▶ What is needed:
Write out every line of the data below as it stands, without the pictures.
● ● ● ● ●
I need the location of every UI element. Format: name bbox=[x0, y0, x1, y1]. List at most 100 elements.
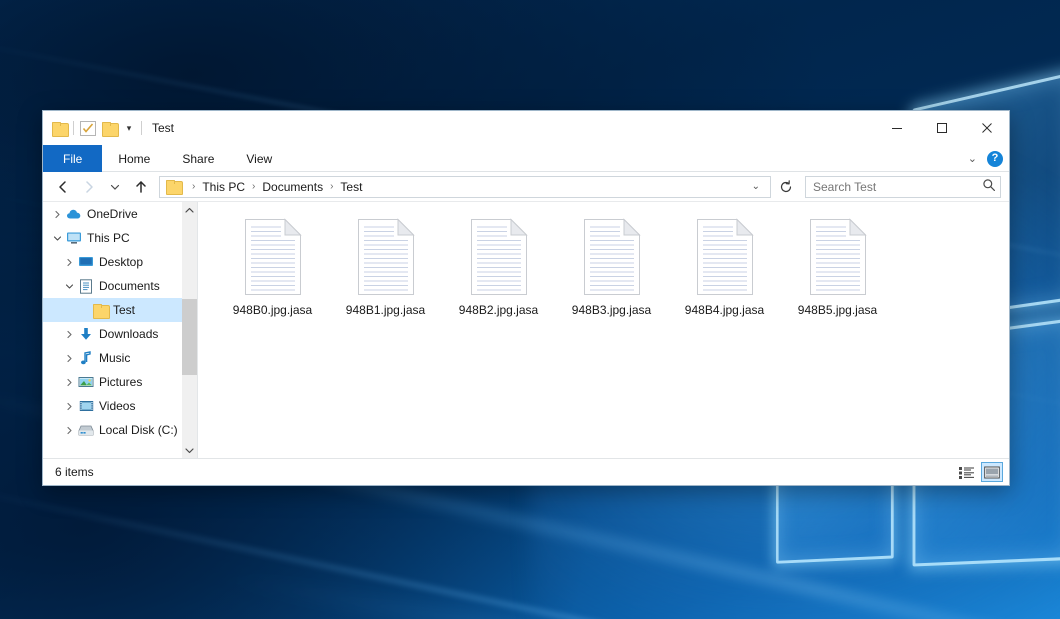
sidebar-item-label: Desktop bbox=[99, 255, 143, 269]
sidebar-item-pictures[interactable]: Pictures bbox=[43, 370, 197, 394]
address-bar: › This PC › Documents › Test ⌄ bbox=[43, 172, 1009, 202]
sidebar-item-label: Pictures bbox=[99, 375, 142, 389]
chevron-right-icon[interactable] bbox=[49, 210, 65, 219]
new-folder-icon[interactable] bbox=[102, 122, 117, 135]
quick-access-toolbar: ▾ bbox=[52, 121, 142, 136]
list-item[interactable]: 948B0.jpg.jasa bbox=[216, 216, 329, 317]
chevron-right-icon[interactable] bbox=[61, 258, 77, 267]
sidebar-scrollbar[interactable] bbox=[182, 202, 197, 458]
sidebar-item-onedrive[interactable]: OneDrive bbox=[43, 202, 197, 226]
generic-document-icon bbox=[354, 218, 418, 296]
file-name-label: 948B4.jpg.jasa bbox=[685, 303, 764, 317]
breadcrumb-separator: › bbox=[187, 181, 200, 192]
breadcrumb-separator: › bbox=[325, 181, 338, 192]
close-icon[interactable] bbox=[964, 111, 1009, 145]
chevron-down-icon[interactable] bbox=[61, 282, 77, 291]
minimize-icon[interactable] bbox=[874, 111, 919, 145]
breadcrumb-item-documents[interactable]: Documents bbox=[260, 180, 325, 194]
generic-document-icon bbox=[693, 218, 757, 296]
videos-icon bbox=[77, 399, 95, 413]
tab-view[interactable]: View bbox=[230, 145, 288, 172]
details-view-button[interactable] bbox=[955, 462, 977, 482]
toolbar-divider bbox=[141, 121, 142, 135]
scroll-down-icon[interactable] bbox=[182, 442, 197, 458]
file-list-pane[interactable]: 948B0.jpg.jasa bbox=[198, 202, 1009, 458]
sidebar-item-label: Test bbox=[113, 303, 135, 317]
breadcrumb-separator: › bbox=[247, 181, 260, 192]
item-count-label: 6 items bbox=[55, 465, 94, 479]
window-controls bbox=[874, 111, 1009, 145]
monitor-icon bbox=[65, 231, 83, 245]
folder-icon bbox=[91, 304, 109, 317]
window-title: Test bbox=[152, 121, 174, 135]
scrollbar-track[interactable] bbox=[182, 218, 197, 442]
sidebar-item-this-pc[interactable]: This PC bbox=[43, 226, 197, 250]
documents-icon bbox=[77, 279, 95, 294]
cloud-icon bbox=[65, 207, 83, 221]
back-arrow-icon[interactable] bbox=[51, 175, 75, 199]
list-item[interactable]: 948B4.jpg.jasa bbox=[668, 216, 781, 317]
folder-icon[interactable] bbox=[52, 122, 67, 135]
sidebar-item-music[interactable]: Music bbox=[43, 346, 197, 370]
chevron-right-icon[interactable] bbox=[61, 426, 77, 435]
music-icon bbox=[77, 351, 95, 366]
sidebar-item-label: Local Disk (C:) bbox=[99, 423, 178, 437]
ribbon-right-controls: ⌄ ? bbox=[968, 145, 1003, 172]
folder-icon bbox=[166, 180, 181, 193]
up-arrow-icon[interactable] bbox=[129, 175, 153, 199]
breadcrumb[interactable]: › This PC › Documents › Test ⌄ bbox=[159, 176, 771, 198]
sidebar-item-documents[interactable]: Documents bbox=[43, 274, 197, 298]
properties-checkbox-icon[interactable] bbox=[80, 121, 96, 136]
maximize-icon[interactable] bbox=[919, 111, 964, 145]
sidebar-item-label: Videos bbox=[99, 399, 135, 413]
chevron-right-icon[interactable] bbox=[61, 354, 77, 363]
large-icons-view-button[interactable] bbox=[981, 462, 1003, 482]
desktop-icon bbox=[77, 255, 95, 269]
generic-document-icon bbox=[467, 218, 531, 296]
explorer-body: OneDrive This PC Desktop bbox=[43, 202, 1009, 458]
customize-toolbar-caret-icon[interactable]: ▾ bbox=[123, 124, 135, 133]
list-item[interactable]: 948B2.jpg.jasa bbox=[442, 216, 555, 317]
list-item[interactable]: 948B1.jpg.jasa bbox=[329, 216, 442, 317]
chevron-down-icon[interactable] bbox=[49, 234, 65, 243]
file-name-label: 948B1.jpg.jasa bbox=[346, 303, 425, 317]
generic-document-icon bbox=[806, 218, 870, 296]
sidebar-item-downloads[interactable]: Downloads bbox=[43, 322, 197, 346]
drive-icon bbox=[77, 424, 95, 437]
scroll-up-icon[interactable] bbox=[182, 202, 197, 218]
title-bar: ▾ Test bbox=[43, 111, 1009, 145]
breadcrumb-item-test[interactable]: Test bbox=[338, 180, 364, 194]
scrollbar-thumb[interactable] bbox=[182, 299, 197, 375]
search-input[interactable] bbox=[813, 180, 982, 194]
tab-share[interactable]: Share bbox=[166, 145, 230, 172]
chevron-down-icon[interactable]: ⌄ bbox=[746, 181, 766, 192]
sidebar-item-label: Music bbox=[99, 351, 130, 365]
chevron-right-icon[interactable] bbox=[61, 378, 77, 387]
sidebar-item-label: Documents bbox=[99, 279, 160, 293]
breadcrumb-item-this-pc[interactable]: This PC bbox=[200, 180, 247, 194]
sidebar-item-desktop[interactable]: Desktop bbox=[43, 250, 197, 274]
chevron-down-icon[interactable]: ⌄ bbox=[968, 152, 977, 165]
downloads-icon bbox=[77, 327, 95, 342]
ribbon-tab-bar: File Home Share View ⌄ ? bbox=[43, 145, 1009, 172]
file-explorer-window: ▾ Test File Home Share View ⌄ ? bbox=[42, 110, 1010, 486]
search-box[interactable] bbox=[805, 176, 1001, 198]
sidebar-item-videos[interactable]: Videos bbox=[43, 394, 197, 418]
sidebar-item-local-disk-c[interactable]: Local Disk (C:) bbox=[43, 418, 197, 442]
recent-locations-caret-icon[interactable] bbox=[103, 175, 127, 199]
chevron-right-icon[interactable] bbox=[61, 402, 77, 411]
pictures-icon bbox=[77, 375, 95, 389]
chevron-right-icon[interactable] bbox=[61, 330, 77, 339]
help-icon[interactable]: ? bbox=[987, 151, 1003, 167]
sidebar-item-test[interactable]: Test bbox=[43, 298, 197, 322]
tab-file[interactable]: File bbox=[43, 145, 102, 172]
refresh-icon[interactable] bbox=[775, 176, 797, 198]
list-item[interactable]: 948B3.jpg.jasa bbox=[555, 216, 668, 317]
tab-home[interactable]: Home bbox=[102, 145, 166, 172]
file-name-label: 948B3.jpg.jasa bbox=[572, 303, 651, 317]
list-item[interactable]: 948B5.jpg.jasa bbox=[781, 216, 894, 317]
search-icon[interactable] bbox=[982, 178, 996, 195]
forward-arrow-icon[interactable] bbox=[77, 175, 101, 199]
status-bar: 6 items bbox=[43, 458, 1009, 485]
file-name-label: 948B0.jpg.jasa bbox=[233, 303, 312, 317]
● ● ● ● ●
▶ Exercise result:
I need the location of every UI element. Format: name bbox=[x0, y0, x1, y1]. List at most 100 elements.
sidebar-item-label: Desktop bbox=[99, 255, 143, 269]
sidebar-item-pictures[interactable]: Pictures bbox=[43, 370, 197, 394]
address-bar: › This PC › Documents › Test ⌄ bbox=[43, 172, 1009, 202]
sidebar-item-label: Pictures bbox=[99, 375, 142, 389]
chevron-right-icon[interactable] bbox=[49, 210, 65, 219]
new-folder-icon[interactable] bbox=[102, 122, 117, 135]
quick-access-toolbar: ▾ bbox=[52, 121, 142, 136]
list-item[interactable]: 948B0.jpg.jasa bbox=[216, 216, 329, 317]
chevron-right-icon[interactable] bbox=[61, 258, 77, 267]
sidebar-scrollbar[interactable] bbox=[182, 202, 197, 458]
sidebar-item-onedrive[interactable]: OneDrive bbox=[43, 202, 197, 226]
generic-document-icon bbox=[354, 218, 418, 296]
file-name-label: 948B4.jpg.jasa bbox=[685, 303, 764, 317]
breadcrumb-separator: › bbox=[187, 181, 200, 192]
breadcrumb-separator: › bbox=[325, 181, 338, 192]
close-icon[interactable] bbox=[964, 111, 1009, 145]
chevron-down-icon[interactable] bbox=[61, 282, 77, 291]
minimize-icon[interactable] bbox=[874, 111, 919, 145]
breadcrumb-item-documents[interactable]: Documents bbox=[260, 180, 325, 194]
generic-document-icon bbox=[693, 218, 757, 296]
videos-icon bbox=[77, 399, 95, 413]
tab-view[interactable]: View bbox=[230, 145, 288, 172]
details-view-button[interactable] bbox=[955, 462, 977, 482]
toolbar-divider bbox=[141, 121, 142, 135]
scroll-down-icon[interactable] bbox=[182, 442, 197, 458]
file-list-pane[interactable]: 948B0.jpg.jasa bbox=[198, 202, 1009, 458]
sidebar-item-label: Test bbox=[113, 303, 135, 317]
breadcrumb-separator: › bbox=[247, 181, 260, 192]
item-count-label: 6 items bbox=[55, 465, 94, 479]
window-controls bbox=[874, 111, 1009, 145]
monitor-icon bbox=[65, 231, 83, 245]
folder-icon bbox=[91, 304, 109, 317]
window-title: Test bbox=[152, 121, 174, 135]
scrollbar-track[interactable] bbox=[182, 218, 197, 442]
sidebar-item-this-pc[interactable]: This PC bbox=[43, 226, 197, 250]
documents-icon bbox=[77, 279, 95, 294]
cloud-icon bbox=[65, 207, 83, 221]
back-arrow-icon[interactable] bbox=[51, 175, 75, 199]
list-item[interactable]: 948B4.jpg.jasa bbox=[668, 216, 781, 317]
folder-icon[interactable] bbox=[52, 122, 67, 135]
sidebar-item-music[interactable]: Music bbox=[43, 346, 197, 370]
chevron-right-icon[interactable] bbox=[61, 426, 77, 435]
music-icon bbox=[77, 351, 95, 366]
sidebar-item-label: Local Disk (C:) bbox=[99, 423, 178, 437]
ribbon-right-controls: ⌄ ? bbox=[968, 145, 1003, 172]
folder-icon bbox=[166, 180, 181, 193]
up-arrow-icon[interactable] bbox=[129, 175, 153, 199]
breadcrumb[interactable]: › This PC › Documents › Test ⌄ bbox=[159, 176, 771, 198]
sidebar-item-documents[interactable]: Documents bbox=[43, 274, 197, 298]
properties-checkbox-icon[interactable] bbox=[80, 121, 96, 136]
maximize-icon[interactable] bbox=[919, 111, 964, 145]
sidebar-item-label: Videos bbox=[99, 399, 135, 413]
chevron-right-icon[interactable] bbox=[61, 354, 77, 363]
large-icons-view-button[interactable] bbox=[981, 462, 1003, 482]
desktop-icon bbox=[77, 255, 95, 269]
generic-document-icon bbox=[467, 218, 531, 296]
explorer-body: OneDrive This PC Desktop bbox=[43, 202, 1009, 458]
customize-toolbar-caret-icon[interactable]: ▾ bbox=[123, 124, 135, 133]
list-item[interactable]: 948B2.jpg.jasa bbox=[442, 216, 555, 317]
list-item[interactable]: 948B1.jpg.jasa bbox=[329, 216, 442, 317]
chevron-down-icon[interactable] bbox=[49, 234, 65, 243]
file-name-label: 948B1.jpg.jasa bbox=[346, 303, 425, 317]
generic-document-icon bbox=[806, 218, 870, 296]
sidebar-item-downloads[interactable]: Downloads bbox=[43, 322, 197, 346]
drive-icon bbox=[77, 424, 95, 437]
scroll-up-icon[interactable] bbox=[182, 202, 197, 218]
title-bar: ▾ Test bbox=[43, 111, 1009, 145]
breadcrumb-item-test[interactable]: Test bbox=[338, 180, 364, 194]
scrollbar-thumb[interactable] bbox=[182, 299, 197, 375]
search-input[interactable] bbox=[813, 180, 982, 194]
tab-share[interactable]: Share bbox=[166, 145, 230, 172]
chevron-down-icon[interactable]: ⌄ bbox=[746, 181, 766, 192]
sidebar-item-label: Music bbox=[99, 351, 130, 365]
chevron-right-icon[interactable] bbox=[61, 378, 77, 387]
sidebar-item-label: Documents bbox=[99, 279, 160, 293]
breadcrumb-item-this-pc[interactable]: This PC bbox=[200, 180, 247, 194]
sidebar-item-desktop[interactable]: Desktop bbox=[43, 250, 197, 274]
chevron-down-icon[interactable]: ⌄ bbox=[968, 152, 977, 165]
downloads-icon bbox=[77, 327, 95, 342]
ribbon-tab-bar: File Home Share View ⌄ ? bbox=[43, 145, 1009, 172]
file-explorer-window: ▾ Test File Home Share View ⌄ ? bbox=[42, 110, 1010, 486]
search-box[interactable] bbox=[805, 176, 1001, 198]
sidebar-item-videos[interactable]: Videos bbox=[43, 394, 197, 418]
sidebar-item-local-disk-c[interactable]: Local Disk (C:) bbox=[43, 418, 197, 442]
recent-locations-caret-icon[interactable] bbox=[103, 175, 127, 199]
chevron-right-icon[interactable] bbox=[61, 402, 77, 411]
pictures-icon bbox=[77, 375, 95, 389]
chevron-right-icon[interactable] bbox=[61, 330, 77, 339]
help-icon[interactable]: ? bbox=[987, 151, 1003, 167]
sidebar-item-test[interactable]: Test bbox=[43, 298, 197, 322]
tab-file[interactable]: File bbox=[43, 145, 102, 172]
refresh-icon[interactable] bbox=[775, 176, 797, 198]
list-item[interactable]: 948B3.jpg.jasa bbox=[555, 216, 668, 317]
tab-home[interactable]: Home bbox=[102, 145, 166, 172]
file-name-label: 948B3.jpg.jasa bbox=[572, 303, 651, 317]
list-item[interactable]: 948B5.jpg.jasa bbox=[781, 216, 894, 317]
search-icon[interactable] bbox=[982, 178, 996, 195]
forward-arrow-icon[interactable] bbox=[77, 175, 101, 199]
status-bar: 6 items bbox=[43, 458, 1009, 485]
file-name-label: 948B0.jpg.jasa bbox=[233, 303, 312, 317]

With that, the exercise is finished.